EXERCISE OBJECTIVE: How many lines in the listing below include the word "JSON"? Answer with the number and nothing else.

Extracts from a graphics dataset:

━━━

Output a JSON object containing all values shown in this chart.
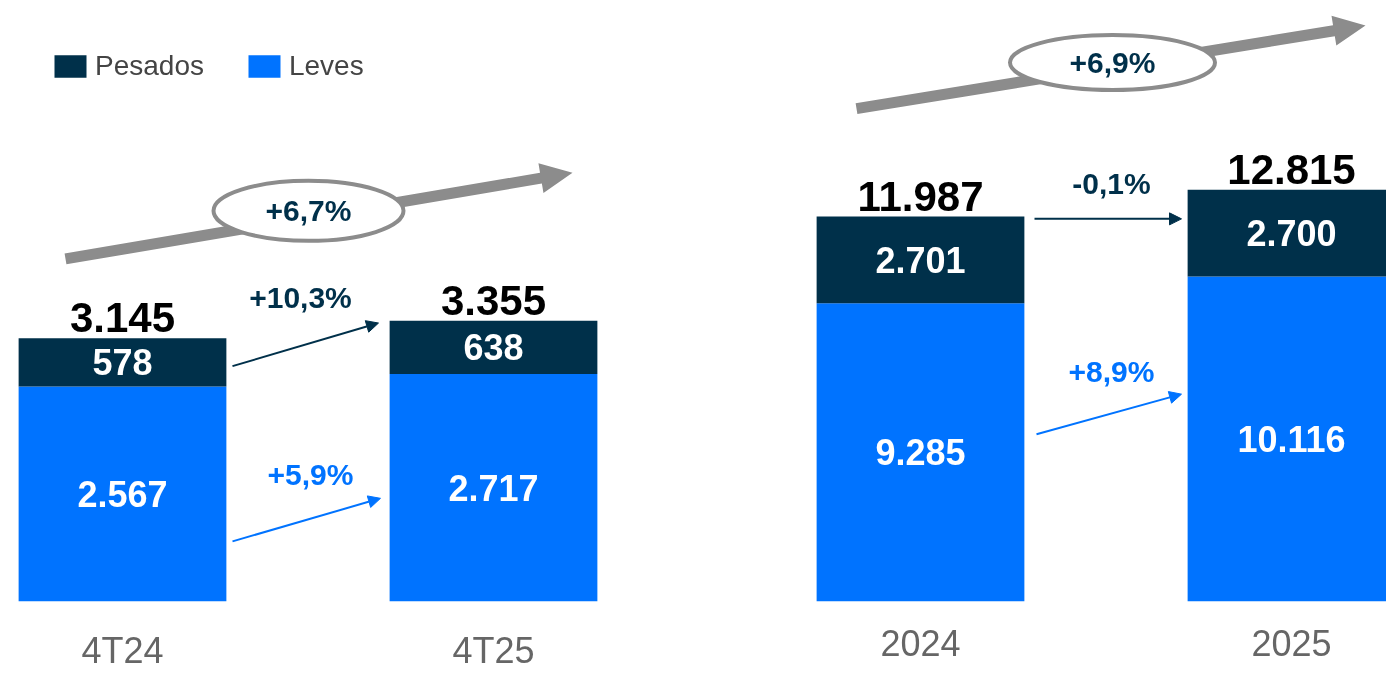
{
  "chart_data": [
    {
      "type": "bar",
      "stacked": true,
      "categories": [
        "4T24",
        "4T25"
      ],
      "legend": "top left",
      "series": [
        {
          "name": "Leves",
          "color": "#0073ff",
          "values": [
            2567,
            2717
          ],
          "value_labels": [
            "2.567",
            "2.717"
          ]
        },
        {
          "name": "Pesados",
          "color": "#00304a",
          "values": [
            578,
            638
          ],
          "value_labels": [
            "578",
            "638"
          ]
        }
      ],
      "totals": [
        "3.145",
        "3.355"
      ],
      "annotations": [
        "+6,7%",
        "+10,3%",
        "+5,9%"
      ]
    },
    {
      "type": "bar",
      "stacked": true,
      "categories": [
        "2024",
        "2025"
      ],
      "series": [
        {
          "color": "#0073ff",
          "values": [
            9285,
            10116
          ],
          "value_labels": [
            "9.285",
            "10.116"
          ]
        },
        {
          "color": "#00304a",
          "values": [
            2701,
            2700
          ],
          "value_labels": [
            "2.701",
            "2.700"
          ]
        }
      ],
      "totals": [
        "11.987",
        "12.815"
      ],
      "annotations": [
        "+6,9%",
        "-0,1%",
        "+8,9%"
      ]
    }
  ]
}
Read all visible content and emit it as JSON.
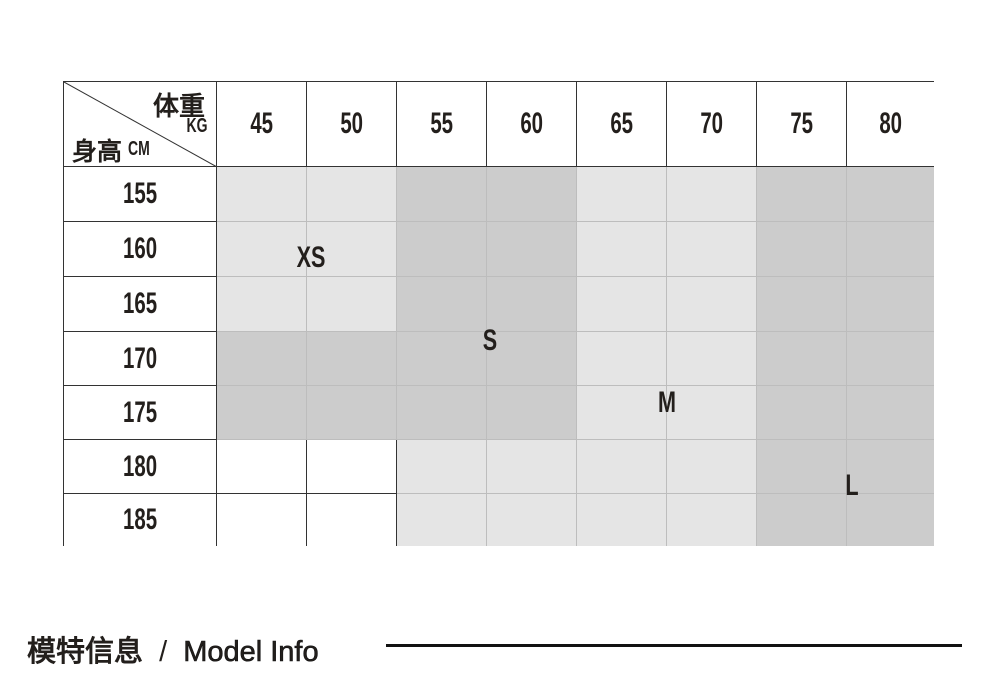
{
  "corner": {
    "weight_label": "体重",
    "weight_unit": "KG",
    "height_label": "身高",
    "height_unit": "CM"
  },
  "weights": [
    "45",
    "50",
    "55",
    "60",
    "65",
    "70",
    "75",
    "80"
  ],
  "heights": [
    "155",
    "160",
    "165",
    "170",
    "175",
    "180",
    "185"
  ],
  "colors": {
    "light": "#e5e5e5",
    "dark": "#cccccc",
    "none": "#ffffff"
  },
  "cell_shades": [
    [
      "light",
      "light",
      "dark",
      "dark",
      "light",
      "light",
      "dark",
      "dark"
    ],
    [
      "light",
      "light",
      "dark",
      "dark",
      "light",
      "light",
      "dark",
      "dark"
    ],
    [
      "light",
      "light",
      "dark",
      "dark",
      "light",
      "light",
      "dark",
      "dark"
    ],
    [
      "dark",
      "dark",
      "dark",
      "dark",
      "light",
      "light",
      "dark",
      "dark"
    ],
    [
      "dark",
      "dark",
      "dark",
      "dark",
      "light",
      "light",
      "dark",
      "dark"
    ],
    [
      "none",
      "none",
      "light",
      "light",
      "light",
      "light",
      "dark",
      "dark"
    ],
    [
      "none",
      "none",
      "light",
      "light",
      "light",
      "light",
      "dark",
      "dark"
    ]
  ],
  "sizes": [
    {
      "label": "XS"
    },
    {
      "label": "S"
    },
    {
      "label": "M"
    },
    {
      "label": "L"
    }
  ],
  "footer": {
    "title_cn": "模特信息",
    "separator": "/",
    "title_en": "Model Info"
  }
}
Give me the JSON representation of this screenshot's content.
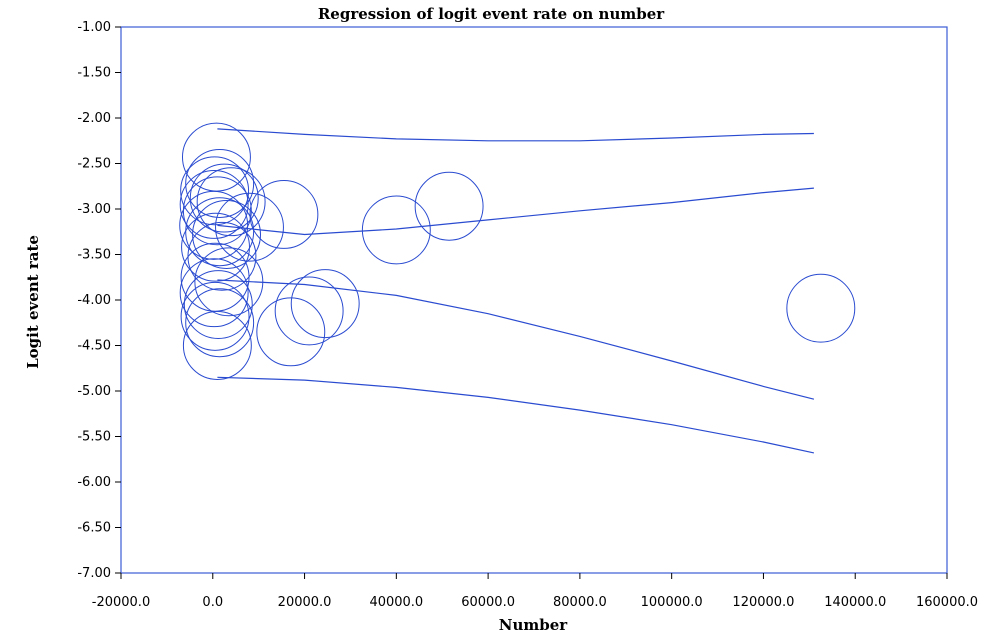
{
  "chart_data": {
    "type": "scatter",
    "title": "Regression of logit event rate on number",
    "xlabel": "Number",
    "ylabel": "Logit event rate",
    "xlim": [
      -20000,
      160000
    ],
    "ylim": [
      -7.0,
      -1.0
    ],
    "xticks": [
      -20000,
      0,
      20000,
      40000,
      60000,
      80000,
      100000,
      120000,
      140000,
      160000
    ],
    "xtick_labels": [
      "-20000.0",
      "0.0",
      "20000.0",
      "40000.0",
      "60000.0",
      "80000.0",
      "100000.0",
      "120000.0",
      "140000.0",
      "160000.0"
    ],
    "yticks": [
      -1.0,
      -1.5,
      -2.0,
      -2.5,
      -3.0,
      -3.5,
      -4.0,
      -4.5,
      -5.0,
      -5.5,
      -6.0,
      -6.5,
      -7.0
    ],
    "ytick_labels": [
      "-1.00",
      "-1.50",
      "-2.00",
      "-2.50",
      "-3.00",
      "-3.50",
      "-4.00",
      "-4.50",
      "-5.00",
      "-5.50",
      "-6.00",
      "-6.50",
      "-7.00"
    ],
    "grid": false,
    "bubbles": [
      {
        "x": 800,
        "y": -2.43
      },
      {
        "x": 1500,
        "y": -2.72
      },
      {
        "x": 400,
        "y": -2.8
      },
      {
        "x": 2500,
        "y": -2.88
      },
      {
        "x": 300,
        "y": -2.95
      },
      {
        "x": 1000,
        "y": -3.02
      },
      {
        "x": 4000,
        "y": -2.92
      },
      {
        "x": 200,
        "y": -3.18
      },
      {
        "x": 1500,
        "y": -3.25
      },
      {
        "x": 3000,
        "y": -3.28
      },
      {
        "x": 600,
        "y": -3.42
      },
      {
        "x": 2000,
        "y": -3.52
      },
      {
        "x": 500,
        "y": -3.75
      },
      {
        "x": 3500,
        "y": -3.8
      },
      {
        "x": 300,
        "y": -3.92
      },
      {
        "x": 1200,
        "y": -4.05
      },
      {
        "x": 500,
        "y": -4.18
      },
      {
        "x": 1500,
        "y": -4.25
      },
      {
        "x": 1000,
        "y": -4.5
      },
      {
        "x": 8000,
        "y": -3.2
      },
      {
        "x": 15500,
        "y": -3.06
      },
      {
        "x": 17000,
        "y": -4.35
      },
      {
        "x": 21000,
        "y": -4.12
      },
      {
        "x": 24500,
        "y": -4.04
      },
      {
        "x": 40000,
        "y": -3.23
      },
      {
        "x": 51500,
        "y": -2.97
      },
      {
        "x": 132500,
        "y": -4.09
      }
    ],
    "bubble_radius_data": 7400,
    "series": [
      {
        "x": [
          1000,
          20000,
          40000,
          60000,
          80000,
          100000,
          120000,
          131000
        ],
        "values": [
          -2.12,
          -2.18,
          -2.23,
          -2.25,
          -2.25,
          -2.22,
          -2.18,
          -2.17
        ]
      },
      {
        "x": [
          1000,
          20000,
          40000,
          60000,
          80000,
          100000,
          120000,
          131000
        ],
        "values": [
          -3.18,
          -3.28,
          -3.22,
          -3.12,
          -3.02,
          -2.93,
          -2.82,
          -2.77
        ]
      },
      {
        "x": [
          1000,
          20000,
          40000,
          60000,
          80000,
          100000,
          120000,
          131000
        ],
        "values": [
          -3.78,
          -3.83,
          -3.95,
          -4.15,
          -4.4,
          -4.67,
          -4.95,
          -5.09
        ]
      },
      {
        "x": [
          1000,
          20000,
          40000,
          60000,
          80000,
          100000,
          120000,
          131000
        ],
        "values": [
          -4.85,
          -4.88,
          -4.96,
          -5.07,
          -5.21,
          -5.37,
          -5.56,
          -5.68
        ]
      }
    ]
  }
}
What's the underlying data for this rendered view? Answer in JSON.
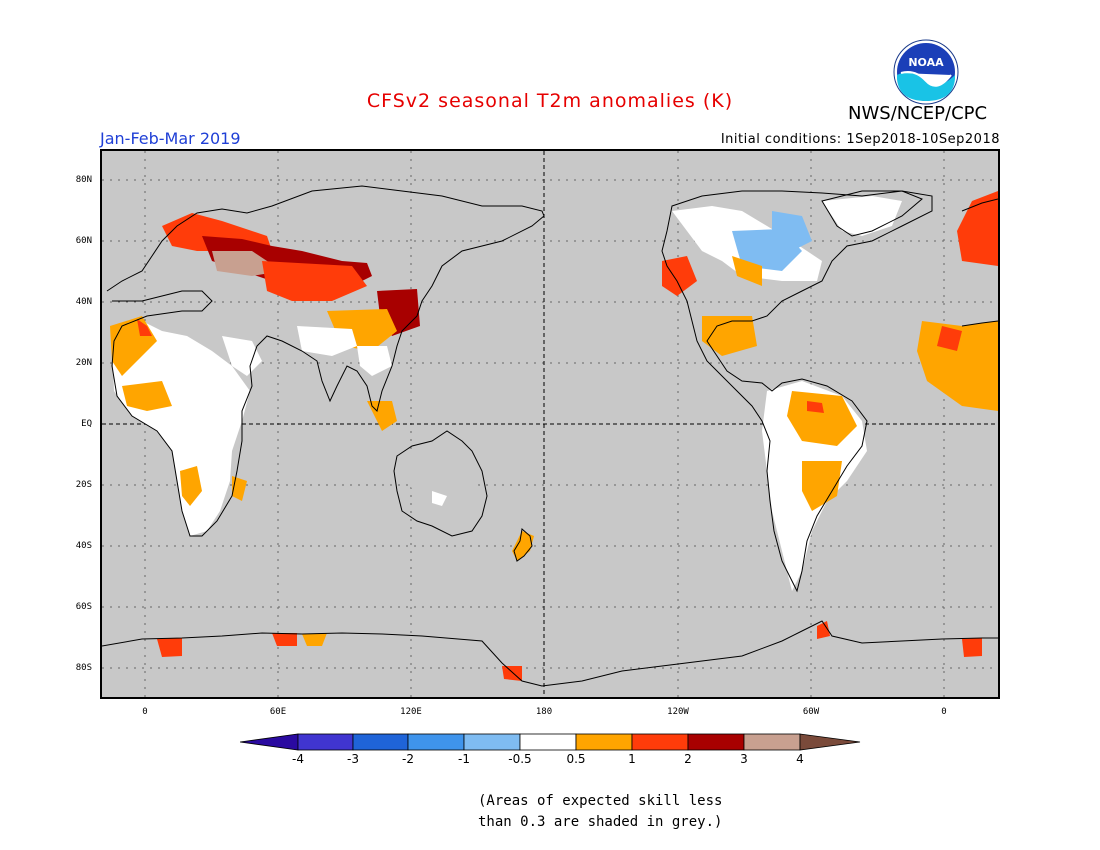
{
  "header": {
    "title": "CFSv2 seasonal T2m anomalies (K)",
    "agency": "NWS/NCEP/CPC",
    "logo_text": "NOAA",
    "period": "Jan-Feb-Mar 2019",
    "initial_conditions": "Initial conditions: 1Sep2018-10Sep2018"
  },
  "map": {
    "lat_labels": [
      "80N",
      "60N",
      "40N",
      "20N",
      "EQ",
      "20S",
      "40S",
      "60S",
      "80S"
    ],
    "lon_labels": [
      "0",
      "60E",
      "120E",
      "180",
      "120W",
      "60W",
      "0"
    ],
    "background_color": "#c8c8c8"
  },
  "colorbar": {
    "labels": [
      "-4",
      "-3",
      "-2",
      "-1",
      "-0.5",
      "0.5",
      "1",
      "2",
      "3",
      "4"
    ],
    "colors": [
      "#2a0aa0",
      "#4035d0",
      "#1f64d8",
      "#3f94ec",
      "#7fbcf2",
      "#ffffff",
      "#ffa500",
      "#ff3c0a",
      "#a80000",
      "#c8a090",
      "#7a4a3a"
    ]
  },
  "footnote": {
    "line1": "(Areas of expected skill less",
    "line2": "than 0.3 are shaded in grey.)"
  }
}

━━━

EXERCISE RESULT: 4